◆ Task instructions ◆
What follows is a set of entries. Give them again exactly, without the pictures.
[START OF Data lines]
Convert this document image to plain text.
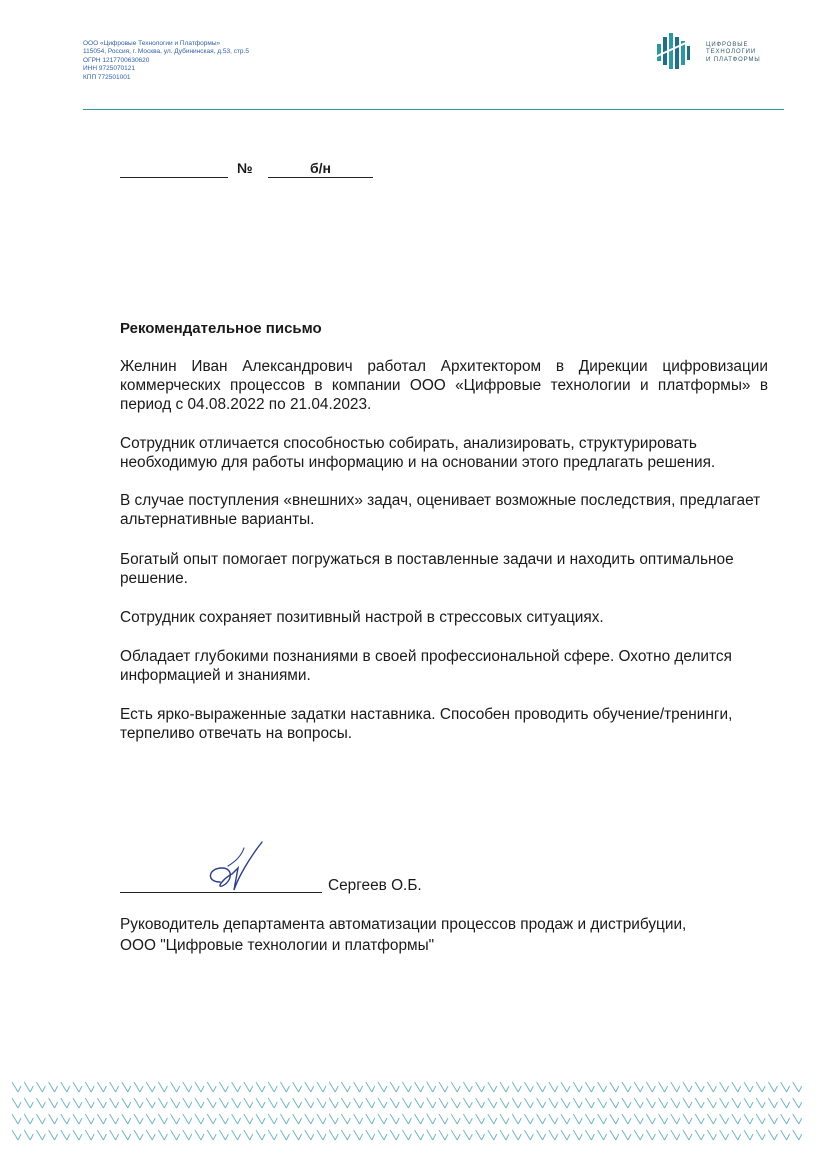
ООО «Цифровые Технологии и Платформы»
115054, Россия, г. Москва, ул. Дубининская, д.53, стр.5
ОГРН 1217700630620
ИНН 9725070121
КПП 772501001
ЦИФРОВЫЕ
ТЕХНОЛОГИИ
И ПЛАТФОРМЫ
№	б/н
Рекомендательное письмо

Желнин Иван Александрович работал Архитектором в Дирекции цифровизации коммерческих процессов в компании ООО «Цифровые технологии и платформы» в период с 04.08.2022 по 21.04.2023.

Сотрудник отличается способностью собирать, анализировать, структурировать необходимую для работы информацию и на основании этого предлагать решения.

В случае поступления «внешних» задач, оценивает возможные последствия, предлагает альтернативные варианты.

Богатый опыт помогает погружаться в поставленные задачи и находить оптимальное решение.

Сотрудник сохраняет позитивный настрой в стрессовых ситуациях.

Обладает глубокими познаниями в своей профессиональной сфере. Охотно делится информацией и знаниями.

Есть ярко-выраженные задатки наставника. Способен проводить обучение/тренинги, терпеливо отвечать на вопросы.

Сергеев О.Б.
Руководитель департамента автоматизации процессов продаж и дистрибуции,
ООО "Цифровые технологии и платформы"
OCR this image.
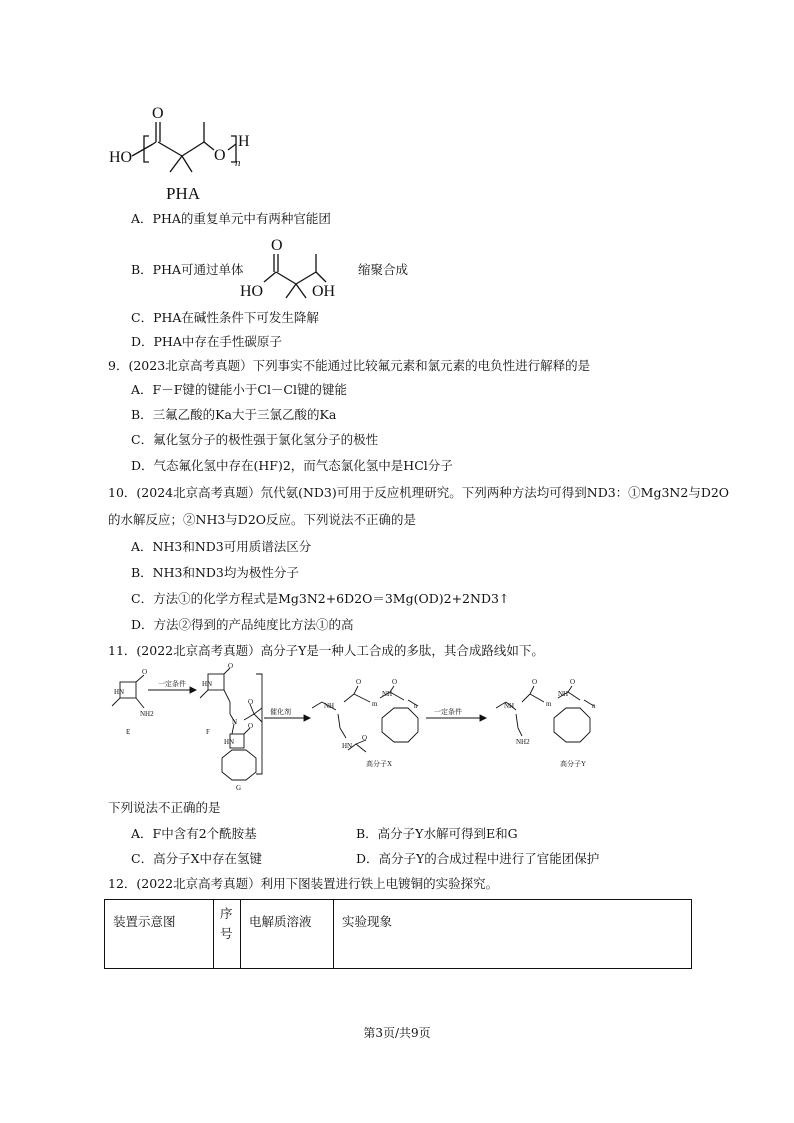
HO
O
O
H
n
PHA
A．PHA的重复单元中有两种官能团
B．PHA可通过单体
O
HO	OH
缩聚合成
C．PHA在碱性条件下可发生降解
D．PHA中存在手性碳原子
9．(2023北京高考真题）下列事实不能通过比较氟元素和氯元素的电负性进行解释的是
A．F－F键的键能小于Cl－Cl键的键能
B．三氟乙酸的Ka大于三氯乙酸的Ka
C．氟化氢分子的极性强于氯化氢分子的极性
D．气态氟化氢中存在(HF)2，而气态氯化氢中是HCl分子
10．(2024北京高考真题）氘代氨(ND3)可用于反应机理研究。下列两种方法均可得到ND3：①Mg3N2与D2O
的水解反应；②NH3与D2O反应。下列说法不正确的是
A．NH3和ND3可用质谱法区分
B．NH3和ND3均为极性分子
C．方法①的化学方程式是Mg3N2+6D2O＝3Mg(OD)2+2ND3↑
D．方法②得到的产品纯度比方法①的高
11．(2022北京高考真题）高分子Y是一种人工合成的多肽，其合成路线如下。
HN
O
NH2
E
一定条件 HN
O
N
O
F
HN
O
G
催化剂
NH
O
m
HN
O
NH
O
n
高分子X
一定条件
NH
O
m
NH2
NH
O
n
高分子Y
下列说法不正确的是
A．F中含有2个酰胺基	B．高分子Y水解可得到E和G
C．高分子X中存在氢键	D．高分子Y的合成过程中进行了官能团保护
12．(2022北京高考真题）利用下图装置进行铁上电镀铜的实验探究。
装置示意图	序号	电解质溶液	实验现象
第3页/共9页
[END OF Data lines]
◆ In response ◆
Convert this document image to plain text.
ООО «Цифровые Технологии и Платформы»
115054, Россия, г. Москва, ул. Дубининская, д.53, стр.5
ОГРН 1217700630620
ИНН 9725070121
КПП 772501001
ЦИФРОВЫЕ
ТЕХНОЛОГИИ
И ПЛАТФОРМЫ
№	б/н
Рекомендательное письмо

Желнин Иван Александрович работал Архитектором в Дирекции цифровизации коммерческих процессов в компании ООО «Цифровые технологии и платформы» в период с 04.08.2022 по 21.04.2023.

Сотрудник отличается способностью собирать, анализировать, структурировать необходимую для работы информацию и на основании этого предлагать решения.

В случае поступления «внешних» задач, оценивает возможные последствия, предлагает альтернативные варианты.

Богатый опыт помогает погружаться в поставленные задачи и находить оптимальное решение.

Сотрудник сохраняет позитивный настрой в стрессовых ситуациях.

Обладает глубокими познаниями в своей профессиональной сфере. Охотно делится информацией и знаниями.

Есть ярко-выраженные задатки наставника. Способен проводить обучение/тренинги, терпеливо отвечать на вопросы.

Сергеев О.Б.
Руководитель департамента автоматизации процессов продаж и дистрибуции,
ООО "Цифровые технологии и платформы"
OCR this image.
HO
O
O
H
n
PHA
A．PHA的重复单元中有两种官能团
B．PHA可通过单体
O
HO	OH
缩聚合成
C．PHA在碱性条件下可发生降解
D．PHA中存在手性碳原子
9．(2023北京高考真题）下列事实不能通过比较氟元素和氯元素的电负性进行解释的是
A．F－F键的键能小于Cl－Cl键的键能
B．三氟乙酸的Ka大于三氯乙酸的Ka
C．氟化氢分子的极性强于氯化氢分子的极性
D．气态氟化氢中存在(HF)2，而气态氯化氢中是HCl分子
10．(2024北京高考真题）氘代氨(ND3)可用于反应机理研究。下列两种方法均可得到ND3：①Mg3N2与D2O
的水解反应；②NH3与D2O反应。下列说法不正确的是
A．NH3和ND3可用质谱法区分
B．NH3和ND3均为极性分子
C．方法①的化学方程式是Mg3N2+6D2O＝3Mg(OD)2+2ND3↑
D．方法②得到的产品纯度比方法①的高
11．(2022北京高考真题）高分子Y是一种人工合成的多肽，其合成路线如下。
HN
O
NH2
E
一定条件 HN
O
N
O
F
HN
O
G
催化剂
NH
O
m
HN
O
NH
O
n
高分子X
一定条件
NH
O
m
NH2
NH
O
n
高分子Y
下列说法不正确的是
A．F中含有2个酰胺基	B．高分子Y水解可得到E和G
C．高分子X中存在氢键	D．高分子Y的合成过程中进行了官能团保护
12．(2022北京高考真题）利用下图装置进行铁上电镀铜的实验探究。
装置示意图	序号	电解质溶液	实验现象
第3页/共9页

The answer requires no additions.